* _Task directions_
Retype every entry word for word.

* _Task material_
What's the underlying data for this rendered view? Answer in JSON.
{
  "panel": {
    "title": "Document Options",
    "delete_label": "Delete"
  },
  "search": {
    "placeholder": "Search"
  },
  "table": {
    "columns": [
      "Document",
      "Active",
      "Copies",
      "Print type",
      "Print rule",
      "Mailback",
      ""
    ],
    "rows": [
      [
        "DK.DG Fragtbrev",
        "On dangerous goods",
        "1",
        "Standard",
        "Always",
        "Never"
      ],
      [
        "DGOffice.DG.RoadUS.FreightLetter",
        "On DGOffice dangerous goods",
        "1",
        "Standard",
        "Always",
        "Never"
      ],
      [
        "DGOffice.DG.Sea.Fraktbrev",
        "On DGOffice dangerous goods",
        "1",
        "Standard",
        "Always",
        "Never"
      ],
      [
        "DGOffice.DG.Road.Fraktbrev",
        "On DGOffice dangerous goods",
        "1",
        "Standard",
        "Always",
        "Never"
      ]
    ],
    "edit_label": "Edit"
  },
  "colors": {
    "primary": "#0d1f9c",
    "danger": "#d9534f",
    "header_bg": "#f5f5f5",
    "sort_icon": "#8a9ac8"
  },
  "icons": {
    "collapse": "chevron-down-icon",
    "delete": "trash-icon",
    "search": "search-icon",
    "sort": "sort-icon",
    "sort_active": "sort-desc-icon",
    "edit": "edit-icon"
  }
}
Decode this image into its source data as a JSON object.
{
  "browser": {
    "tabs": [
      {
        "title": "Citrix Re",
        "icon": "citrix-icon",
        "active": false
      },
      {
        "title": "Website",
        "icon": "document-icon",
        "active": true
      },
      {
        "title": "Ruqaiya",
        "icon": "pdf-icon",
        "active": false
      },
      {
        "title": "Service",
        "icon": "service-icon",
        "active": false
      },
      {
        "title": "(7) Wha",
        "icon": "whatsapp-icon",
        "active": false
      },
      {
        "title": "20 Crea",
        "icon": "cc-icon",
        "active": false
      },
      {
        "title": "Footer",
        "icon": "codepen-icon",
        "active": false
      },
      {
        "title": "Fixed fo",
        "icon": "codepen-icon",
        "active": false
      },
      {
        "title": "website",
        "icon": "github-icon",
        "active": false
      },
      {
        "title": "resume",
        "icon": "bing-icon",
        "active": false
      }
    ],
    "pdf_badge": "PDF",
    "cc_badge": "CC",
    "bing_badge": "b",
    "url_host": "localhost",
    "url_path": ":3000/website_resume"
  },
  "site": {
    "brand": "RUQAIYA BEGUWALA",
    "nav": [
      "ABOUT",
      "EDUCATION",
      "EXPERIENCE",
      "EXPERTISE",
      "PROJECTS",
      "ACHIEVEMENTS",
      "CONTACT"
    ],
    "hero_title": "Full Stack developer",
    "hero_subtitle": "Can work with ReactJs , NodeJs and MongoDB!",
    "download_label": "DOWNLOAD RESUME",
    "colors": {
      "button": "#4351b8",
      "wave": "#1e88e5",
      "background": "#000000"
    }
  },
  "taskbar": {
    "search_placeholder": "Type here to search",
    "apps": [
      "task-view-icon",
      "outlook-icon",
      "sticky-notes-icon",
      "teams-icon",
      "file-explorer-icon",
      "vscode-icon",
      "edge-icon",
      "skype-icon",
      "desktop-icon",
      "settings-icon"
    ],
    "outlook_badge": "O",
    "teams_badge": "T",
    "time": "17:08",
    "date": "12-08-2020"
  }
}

* _Output below_
What's the underlying data for this rendered view? Answer in JSON.
{
  "panel": {
    "title": "Document Options",
    "delete_label": "Delete"
  },
  "search": {
    "placeholder": "Search"
  },
  "table": {
    "columns": [
      "Document",
      "Active",
      "Copies",
      "Print type",
      "Print rule",
      "Mailback",
      ""
    ],
    "rows": [
      [
        "DK.DG Fragtbrev",
        "On dangerous goods",
        "1",
        "Standard",
        "Always",
        "Never"
      ],
      [
        "DGOffice.DG.RoadUS.FreightLetter",
        "On DGOffice dangerous goods",
        "1",
        "Standard",
        "Always",
        "Never"
      ],
      [
        "DGOffice.DG.Sea.Fraktbrev",
        "On DGOffice dangerous goods",
        "1",
        "Standard",
        "Always",
        "Never"
      ],
      [
        "DGOffice.DG.Road.Fraktbrev",
        "On DGOffice dangerous goods",
        "1",
        "Standard",
        "Always",
        "Never"
      ]
    ],
    "edit_label": "Edit"
  },
  "colors": {
    "primary": "#0d1f9c",
    "danger": "#d9534f",
    "header_bg": "#f5f5f5",
    "sort_icon": "#8a9ac8"
  },
  "icons": {
    "collapse": "chevron-down-icon",
    "delete": "trash-icon",
    "search": "search-icon",
    "sort": "sort-icon",
    "sort_active": "sort-desc-icon",
    "edit": "edit-icon"
  }
}
Decode this image into its source data as a JSON object.
{
  "browser": {
    "tabs": [
      {
        "title": "Citrix Re",
        "icon": "citrix-icon",
        "active": false
      },
      {
        "title": "Website",
        "icon": "document-icon",
        "active": true
      },
      {
        "title": "Ruqaiya",
        "icon": "pdf-icon",
        "active": false
      },
      {
        "title": "Service",
        "icon": "service-icon",
        "active": false
      },
      {
        "title": "(7) Wha",
        "icon": "whatsapp-icon",
        "active": false
      },
      {
        "title": "20 Crea",
        "icon": "cc-icon",
        "active": false
      },
      {
        "title": "Footer",
        "icon": "codepen-icon",
        "active": false
      },
      {
        "title": "Fixed fo",
        "icon": "codepen-icon",
        "active": false
      },
      {
        "title": "website",
        "icon": "github-icon",
        "active": false
      },
      {
        "title": "resume",
        "icon": "bing-icon",
        "active": false
      }
    ],
    "pdf_badge": "PDF",
    "cc_badge": "CC",
    "bing_badge": "b",
    "url_host": "localhost",
    "url_path": ":3000/website_resume"
  },
  "site": {
    "brand": "RUQAIYA BEGUWALA",
    "nav": [
      "ABOUT",
      "EDUCATION",
      "EXPERIENCE",
      "EXPERTISE",
      "PROJECTS",
      "ACHIEVEMENTS",
      "CONTACT"
    ],
    "hero_title": "Full Stack developer",
    "hero_subtitle": "Can work with ReactJs , NodeJs and MongoDB!",
    "download_label": "DOWNLOAD RESUME",
    "colors": {
      "button": "#4351b8",
      "wave": "#1e88e5",
      "background": "#000000"
    }
  },
  "taskbar": {
    "search_placeholder": "Type here to search",
    "apps": [
      "task-view-icon",
      "outlook-icon",
      "sticky-notes-icon",
      "teams-icon",
      "file-explorer-icon",
      "vscode-icon",
      "edge-icon",
      "skype-icon",
      "desktop-icon",
      "settings-icon"
    ],
    "outlook_badge": "O",
    "teams_badge": "T",
    "time": "17:08",
    "date": "12-08-2020"
  }
}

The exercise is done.